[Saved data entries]
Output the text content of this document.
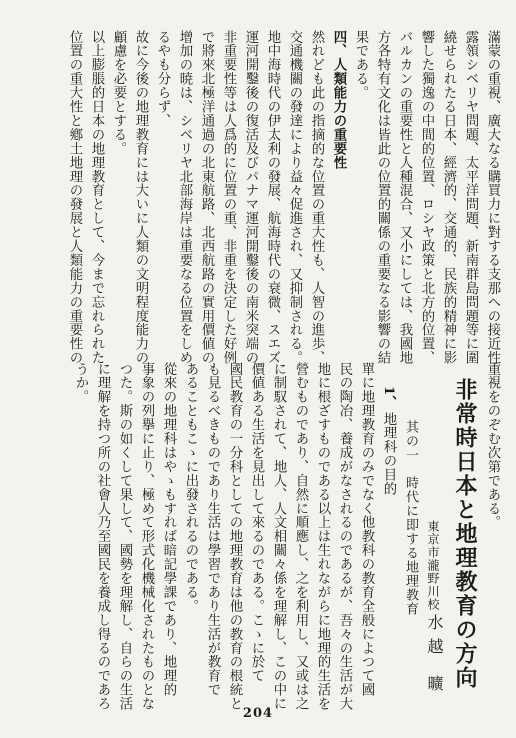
滿蒙の重視、廣大なる購買力に對する支那への接近性
露領シベリヤ問題、太平洋問題、新南群島問題等に圍
繞せられたる日本、經濟的、交通的、民族的精神に影
響した獨逸の中間的位置、ロシヤ政策と北方的位置、
バルカンの重要性と人種混合、又小にしては、我國地
方各特有文化は皆此の位置的關係の重要なる影響の結
果である。
四、人類能力の重要性
然れども此の指摘的な位置の重大性も、人智の進歩、
交通機關の發達により益々促進され、又抑制される。
地中海時代の伊太利の發展、航海時代の衰微、スエズ
運河開鑿後の復活及びパナマ運河開鑿後の南米突端の
非重要性等は人爲的に位置の重、非重を決定した好例
で將來北極洋通過の北東航路、北西航路の實用價値の
增加の暁は、シベリヤ北部海岸は重要なる位置をしめ
るやも分らず、
故に今後の地理教育には大いに人類の文明程度能力の
顧慮を必要とする。
以上膨脹的日本の地理教育として、今まで忘れられた
位置の重大性と鄕土地理の發展と人類能力の重要性の
重視をのぞむ次第である。
非常時日本と地理教育の方向
東京市瀧野川校
水越 曠
其の一　時代に即する地理教育
1、
地理科の目的
單に地理教育のみでなく他教科の教育全般によつて國
民の陶冶、養成がなされるのであるが、吾々の生活が大
地に根ざすものである以上は生れながらに地理的生活を
營むものであり、自然に順應し、之を利用し、又或は之
に制馭されて、地人、人文相關々係を理解し、この中に
價値ある生活を見出して來るのである。こゝに於て
國民教育の一分科としての地理教育は他の教育の根統と
も見るべきものであり生活は學習であり生活が教育で
あることもこゝに出發されるのである。
從來の地理科はやゝもすれば暗記學課であり、地理的
事象の列擧に止り、極めて形式化機械化されたものとな
つた。斯の如くして果して、國勢を理解し、自らの生活
に理解を持つ所の社會人乃至國民を養成し得るのであろ
うか。
204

* **EXERCISE INSTRUCTIONS**
What you return should match the records above word for word, minus the pictures.

* **RESULT**
Output the text content of this document.
滿蒙の重視、廣大なる購買力に對する支那への接近性
露領シベリヤ問題、太平洋問題、新南群島問題等に圍
繞せられたる日本、經濟的、交通的、民族的精神に影
響した獨逸の中間的位置、ロシヤ政策と北方的位置、
バルカンの重要性と人種混合、又小にしては、我國地
方各特有文化は皆此の位置的關係の重要なる影響の結
果である。
四、人類能力の重要性
然れども此の指摘的な位置の重大性も、人智の進歩、
交通機關の發達により益々促進され、又抑制される。
地中海時代の伊太利の發展、航海時代の衰微、スエズ
運河開鑿後の復活及びパナマ運河開鑿後の南米突端の
非重要性等は人爲的に位置の重、非重を決定した好例
で將來北極洋通過の北東航路、北西航路の實用價値の
增加の暁は、シベリヤ北部海岸は重要なる位置をしめ
るやも分らず、
故に今後の地理教育には大いに人類の文明程度能力の
顧慮を必要とする。
以上膨脹的日本の地理教育として、今まで忘れられた
位置の重大性と鄕土地理の發展と人類能力の重要性の
重視をのぞむ次第である。
非常時日本と地理教育の方向
東京市瀧野川校
水越 曠
其の一　時代に即する地理教育
1、
地理科の目的
單に地理教育のみでなく他教科の教育全般によつて國
民の陶冶、養成がなされるのであるが、吾々の生活が大
地に根ざすものである以上は生れながらに地理的生活を
營むものであり、自然に順應し、之を利用し、又或は之
に制馭されて、地人、人文相關々係を理解し、この中に
價値ある生活を見出して來るのである。こゝに於て
國民教育の一分科としての地理教育は他の教育の根統と
も見るべきものであり生活は學習であり生活が教育で
あることもこゝに出發されるのである。
從來の地理科はやゝもすれば暗記學課であり、地理的
事象の列擧に止り、極めて形式化機械化されたものとな
つた。斯の如くして果して、國勢を理解し、自らの生活
に理解を持つ所の社會人乃至國民を養成し得るのであろ
うか。
204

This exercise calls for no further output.